• **To do**: Find the lines containing "sheets" and say how many there are, with no other words.

• **Supplied data**:
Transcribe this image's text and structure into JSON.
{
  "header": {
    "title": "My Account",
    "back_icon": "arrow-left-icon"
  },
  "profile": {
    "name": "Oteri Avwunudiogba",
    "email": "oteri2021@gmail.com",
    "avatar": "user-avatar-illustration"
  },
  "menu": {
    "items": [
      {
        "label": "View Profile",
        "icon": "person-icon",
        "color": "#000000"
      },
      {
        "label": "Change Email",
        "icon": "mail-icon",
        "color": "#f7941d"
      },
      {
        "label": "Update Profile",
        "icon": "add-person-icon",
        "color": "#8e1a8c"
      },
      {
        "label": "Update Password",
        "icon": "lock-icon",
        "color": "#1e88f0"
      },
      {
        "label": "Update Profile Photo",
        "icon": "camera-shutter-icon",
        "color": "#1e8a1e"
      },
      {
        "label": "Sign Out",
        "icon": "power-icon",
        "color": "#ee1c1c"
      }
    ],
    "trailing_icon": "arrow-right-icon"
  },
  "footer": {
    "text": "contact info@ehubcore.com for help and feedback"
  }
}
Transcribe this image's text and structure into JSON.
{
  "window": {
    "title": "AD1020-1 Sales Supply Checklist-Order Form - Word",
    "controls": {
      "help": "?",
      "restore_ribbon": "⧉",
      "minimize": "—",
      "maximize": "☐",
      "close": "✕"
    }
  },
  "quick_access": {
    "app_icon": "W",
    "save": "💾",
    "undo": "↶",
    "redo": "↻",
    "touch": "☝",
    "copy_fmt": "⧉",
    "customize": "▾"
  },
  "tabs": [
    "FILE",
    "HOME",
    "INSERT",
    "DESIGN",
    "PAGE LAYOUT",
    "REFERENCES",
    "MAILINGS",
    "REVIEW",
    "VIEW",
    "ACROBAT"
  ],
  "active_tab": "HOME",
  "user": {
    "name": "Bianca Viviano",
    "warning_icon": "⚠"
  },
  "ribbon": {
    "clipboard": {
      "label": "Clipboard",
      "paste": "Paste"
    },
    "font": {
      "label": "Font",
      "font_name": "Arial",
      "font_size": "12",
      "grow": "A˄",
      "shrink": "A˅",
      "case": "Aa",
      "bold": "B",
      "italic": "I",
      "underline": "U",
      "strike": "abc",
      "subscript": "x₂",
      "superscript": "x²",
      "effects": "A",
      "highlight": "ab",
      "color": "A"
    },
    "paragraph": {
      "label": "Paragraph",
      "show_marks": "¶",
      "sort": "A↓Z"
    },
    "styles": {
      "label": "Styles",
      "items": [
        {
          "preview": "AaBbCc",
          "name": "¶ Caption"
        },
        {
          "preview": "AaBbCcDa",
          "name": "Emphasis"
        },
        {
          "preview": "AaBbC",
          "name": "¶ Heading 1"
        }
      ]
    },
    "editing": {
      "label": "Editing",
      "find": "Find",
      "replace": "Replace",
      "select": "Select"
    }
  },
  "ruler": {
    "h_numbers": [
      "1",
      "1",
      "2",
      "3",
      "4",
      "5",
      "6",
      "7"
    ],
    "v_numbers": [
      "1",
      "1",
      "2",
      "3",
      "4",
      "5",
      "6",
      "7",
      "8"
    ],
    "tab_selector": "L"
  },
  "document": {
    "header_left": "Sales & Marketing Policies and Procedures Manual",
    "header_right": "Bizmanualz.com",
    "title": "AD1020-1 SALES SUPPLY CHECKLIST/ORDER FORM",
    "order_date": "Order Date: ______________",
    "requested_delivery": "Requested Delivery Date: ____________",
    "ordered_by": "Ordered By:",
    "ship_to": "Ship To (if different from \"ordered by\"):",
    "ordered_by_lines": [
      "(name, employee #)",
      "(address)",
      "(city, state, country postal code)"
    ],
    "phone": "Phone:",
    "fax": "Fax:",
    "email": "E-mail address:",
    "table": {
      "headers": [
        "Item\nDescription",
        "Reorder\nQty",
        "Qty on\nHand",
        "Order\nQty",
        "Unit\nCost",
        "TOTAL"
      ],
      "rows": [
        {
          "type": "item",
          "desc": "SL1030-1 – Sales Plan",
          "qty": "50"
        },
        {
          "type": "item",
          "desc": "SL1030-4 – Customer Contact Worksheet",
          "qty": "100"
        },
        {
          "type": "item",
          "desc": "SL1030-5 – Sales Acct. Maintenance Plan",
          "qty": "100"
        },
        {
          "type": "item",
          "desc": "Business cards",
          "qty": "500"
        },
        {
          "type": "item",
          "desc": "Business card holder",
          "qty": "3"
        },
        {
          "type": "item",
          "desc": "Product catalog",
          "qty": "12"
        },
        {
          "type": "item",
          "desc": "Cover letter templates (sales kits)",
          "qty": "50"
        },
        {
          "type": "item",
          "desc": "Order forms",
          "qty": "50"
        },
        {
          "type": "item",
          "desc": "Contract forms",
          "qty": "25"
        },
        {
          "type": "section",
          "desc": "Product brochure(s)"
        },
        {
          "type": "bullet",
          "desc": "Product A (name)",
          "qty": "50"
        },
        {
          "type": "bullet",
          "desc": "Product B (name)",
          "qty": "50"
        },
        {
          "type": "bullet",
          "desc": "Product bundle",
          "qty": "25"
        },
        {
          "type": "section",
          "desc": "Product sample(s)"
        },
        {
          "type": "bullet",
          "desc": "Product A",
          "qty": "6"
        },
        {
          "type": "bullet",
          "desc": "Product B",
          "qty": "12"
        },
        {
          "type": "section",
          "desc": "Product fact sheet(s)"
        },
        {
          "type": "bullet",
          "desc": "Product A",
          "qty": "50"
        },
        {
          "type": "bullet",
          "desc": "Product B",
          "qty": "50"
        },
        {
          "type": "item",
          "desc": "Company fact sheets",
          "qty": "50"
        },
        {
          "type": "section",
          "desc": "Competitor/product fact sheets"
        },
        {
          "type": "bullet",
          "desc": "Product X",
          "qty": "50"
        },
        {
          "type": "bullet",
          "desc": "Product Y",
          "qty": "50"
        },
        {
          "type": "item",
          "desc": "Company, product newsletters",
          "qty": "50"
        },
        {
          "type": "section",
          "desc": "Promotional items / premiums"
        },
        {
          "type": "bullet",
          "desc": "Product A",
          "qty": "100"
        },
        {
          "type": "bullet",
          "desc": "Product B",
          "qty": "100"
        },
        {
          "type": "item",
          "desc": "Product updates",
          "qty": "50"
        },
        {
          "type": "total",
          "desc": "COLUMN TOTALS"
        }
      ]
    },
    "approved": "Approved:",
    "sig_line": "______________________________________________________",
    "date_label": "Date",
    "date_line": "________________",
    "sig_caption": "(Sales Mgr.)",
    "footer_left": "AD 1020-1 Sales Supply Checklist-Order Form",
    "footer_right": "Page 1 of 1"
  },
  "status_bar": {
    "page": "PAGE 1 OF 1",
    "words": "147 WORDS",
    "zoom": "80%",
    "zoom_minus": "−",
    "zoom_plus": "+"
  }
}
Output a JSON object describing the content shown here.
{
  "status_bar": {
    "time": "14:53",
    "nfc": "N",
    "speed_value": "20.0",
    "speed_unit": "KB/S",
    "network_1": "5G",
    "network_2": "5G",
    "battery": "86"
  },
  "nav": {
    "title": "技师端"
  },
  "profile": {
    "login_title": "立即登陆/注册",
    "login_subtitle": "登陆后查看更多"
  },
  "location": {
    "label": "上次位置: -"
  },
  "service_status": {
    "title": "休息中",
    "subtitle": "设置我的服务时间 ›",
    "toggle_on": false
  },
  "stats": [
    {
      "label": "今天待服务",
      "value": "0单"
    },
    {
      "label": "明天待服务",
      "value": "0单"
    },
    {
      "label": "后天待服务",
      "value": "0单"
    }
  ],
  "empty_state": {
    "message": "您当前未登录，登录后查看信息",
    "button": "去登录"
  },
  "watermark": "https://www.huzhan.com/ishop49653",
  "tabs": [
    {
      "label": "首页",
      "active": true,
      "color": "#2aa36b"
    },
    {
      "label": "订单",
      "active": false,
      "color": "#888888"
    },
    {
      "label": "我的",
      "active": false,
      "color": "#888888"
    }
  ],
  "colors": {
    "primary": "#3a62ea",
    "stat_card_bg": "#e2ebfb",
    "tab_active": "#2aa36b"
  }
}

• **Output of the task**: 2